-- START --

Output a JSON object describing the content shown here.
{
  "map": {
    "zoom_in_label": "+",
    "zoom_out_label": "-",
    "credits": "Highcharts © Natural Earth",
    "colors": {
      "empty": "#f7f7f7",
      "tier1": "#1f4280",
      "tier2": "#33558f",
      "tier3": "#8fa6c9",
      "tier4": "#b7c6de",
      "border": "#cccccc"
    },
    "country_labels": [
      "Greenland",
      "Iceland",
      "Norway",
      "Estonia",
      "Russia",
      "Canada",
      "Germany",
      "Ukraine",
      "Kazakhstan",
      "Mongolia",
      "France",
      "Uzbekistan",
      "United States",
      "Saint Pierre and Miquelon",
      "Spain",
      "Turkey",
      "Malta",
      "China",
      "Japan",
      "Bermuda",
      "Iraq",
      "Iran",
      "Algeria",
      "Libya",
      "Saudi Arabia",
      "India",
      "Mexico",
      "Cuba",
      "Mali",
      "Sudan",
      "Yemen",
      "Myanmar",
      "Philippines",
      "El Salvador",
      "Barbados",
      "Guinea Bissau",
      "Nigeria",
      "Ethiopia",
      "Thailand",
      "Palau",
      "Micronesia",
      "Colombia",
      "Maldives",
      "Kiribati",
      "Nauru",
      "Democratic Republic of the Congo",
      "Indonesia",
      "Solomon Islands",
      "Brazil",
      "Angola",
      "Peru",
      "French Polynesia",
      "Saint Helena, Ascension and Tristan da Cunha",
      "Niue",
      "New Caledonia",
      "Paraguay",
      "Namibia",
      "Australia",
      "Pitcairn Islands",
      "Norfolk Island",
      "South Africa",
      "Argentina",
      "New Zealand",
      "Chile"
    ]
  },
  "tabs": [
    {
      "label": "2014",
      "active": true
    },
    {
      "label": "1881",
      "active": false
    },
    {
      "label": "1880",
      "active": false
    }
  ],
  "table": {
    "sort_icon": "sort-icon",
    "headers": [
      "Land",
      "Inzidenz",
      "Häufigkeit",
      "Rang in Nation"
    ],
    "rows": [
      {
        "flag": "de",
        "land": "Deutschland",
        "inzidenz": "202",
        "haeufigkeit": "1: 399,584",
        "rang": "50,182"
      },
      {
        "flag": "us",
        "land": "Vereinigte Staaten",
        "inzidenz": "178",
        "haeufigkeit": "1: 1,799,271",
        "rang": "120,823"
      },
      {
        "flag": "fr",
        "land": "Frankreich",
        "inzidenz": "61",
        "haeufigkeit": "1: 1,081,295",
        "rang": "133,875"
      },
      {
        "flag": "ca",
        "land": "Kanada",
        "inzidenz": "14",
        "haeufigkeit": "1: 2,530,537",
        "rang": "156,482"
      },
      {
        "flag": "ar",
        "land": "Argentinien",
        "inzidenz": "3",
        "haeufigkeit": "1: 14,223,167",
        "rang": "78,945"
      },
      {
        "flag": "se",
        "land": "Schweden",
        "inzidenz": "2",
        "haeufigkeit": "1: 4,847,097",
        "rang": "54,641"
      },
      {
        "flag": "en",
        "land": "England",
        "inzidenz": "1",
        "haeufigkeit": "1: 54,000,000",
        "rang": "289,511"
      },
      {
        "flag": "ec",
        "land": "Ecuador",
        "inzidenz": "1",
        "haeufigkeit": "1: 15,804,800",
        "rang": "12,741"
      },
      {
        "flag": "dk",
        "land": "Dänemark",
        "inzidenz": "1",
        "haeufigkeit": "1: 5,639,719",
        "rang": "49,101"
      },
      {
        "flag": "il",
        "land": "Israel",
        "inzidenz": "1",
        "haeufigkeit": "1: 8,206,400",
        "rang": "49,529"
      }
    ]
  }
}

-- END --

● **What to work on**:
Copy out the full set of records precisely, leaving nothing out.

● **Answer**:
Output a JSON object describing the content shown here.
{
  "map": {
    "zoom_in_label": "+",
    "zoom_out_label": "-",
    "credits": "Highcharts © Natural Earth",
    "colors": {
      "empty": "#f7f7f7",
      "tier1": "#1f4280",
      "tier2": "#33558f",
      "tier3": "#8fa6c9",
      "tier4": "#b7c6de",
      "border": "#cccccc"
    },
    "country_labels": [
      "Greenland",
      "Iceland",
      "Norway",
      "Estonia",
      "Russia",
      "Canada",
      "Germany",
      "Ukraine",
      "Kazakhstan",
      "Mongolia",
      "France",
      "Uzbekistan",
      "United States",
      "Saint Pierre and Miquelon",
      "Spain",
      "Turkey",
      "Malta",
      "China",
      "Japan",
      "Bermuda",
      "Iraq",
      "Iran",
      "Algeria",
      "Libya",
      "Saudi Arabia",
      "India",
      "Mexico",
      "Cuba",
      "Mali",
      "Sudan",
      "Yemen",
      "Myanmar",
      "Philippines",
      "El Salvador",
      "Barbados",
      "Guinea Bissau",
      "Nigeria",
      "Ethiopia",
      "Thailand",
      "Palau",
      "Micronesia",
      "Colombia",
      "Maldives",
      "Kiribati",
      "Nauru",
      "Democratic Republic of the Congo",
      "Indonesia",
      "Solomon Islands",
      "Brazil",
      "Angola",
      "Peru",
      "French Polynesia",
      "Saint Helena, Ascension and Tristan da Cunha",
      "Niue",
      "New Caledonia",
      "Paraguay",
      "Namibia",
      "Australia",
      "Pitcairn Islands",
      "Norfolk Island",
      "South Africa",
      "Argentina",
      "New Zealand",
      "Chile"
    ]
  },
  "tabs": [
    {
      "label": "2014",
      "active": true
    },
    {
      "label": "1881",
      "active": false
    },
    {
      "label": "1880",
      "active": false
    }
  ],
  "table": {
    "sort_icon": "sort-icon",
    "headers": [
      "Land",
      "Inzidenz",
      "Häufigkeit",
      "Rang in Nation"
    ],
    "rows": [
      {
        "flag": "de",
        "land": "Deutschland",
        "inzidenz": "202",
        "haeufigkeit": "1: 399,584",
        "rang": "50,182"
      },
      {
        "flag": "us",
        "land": "Vereinigte Staaten",
        "inzidenz": "178",
        "haeufigkeit": "1: 1,799,271",
        "rang": "120,823"
      },
      {
        "flag": "fr",
        "land": "Frankreich",
        "inzidenz": "61",
        "haeufigkeit": "1: 1,081,295",
        "rang": "133,875"
      },
      {
        "flag": "ca",
        "land": "Kanada",
        "inzidenz": "14",
        "haeufigkeit": "1: 2,530,537",
        "rang": "156,482"
      },
      {
        "flag": "ar",
        "land": "Argentinien",
        "inzidenz": "3",
        "haeufigkeit": "1: 14,223,167",
        "rang": "78,945"
      },
      {
        "flag": "se",
        "land": "Schweden",
        "inzidenz": "2",
        "haeufigkeit": "1: 4,847,097",
        "rang": "54,641"
      },
      {
        "flag": "en",
        "land": "England",
        "inzidenz": "1",
        "haeufigkeit": "1: 54,000,000",
        "rang": "289,511"
      },
      {
        "flag": "ec",
        "land": "Ecuador",
        "inzidenz": "1",
        "haeufigkeit": "1: 15,804,800",
        "rang": "12,741"
      },
      {
        "flag": "dk",
        "land": "Dänemark",
        "inzidenz": "1",
        "haeufigkeit": "1: 5,639,719",
        "rang": "49,101"
      },
      {
        "flag": "il",
        "land": "Israel",
        "inzidenz": "1",
        "haeufigkeit": "1: 8,206,400",
        "rang": "49,529"
      }
    ]
  }
}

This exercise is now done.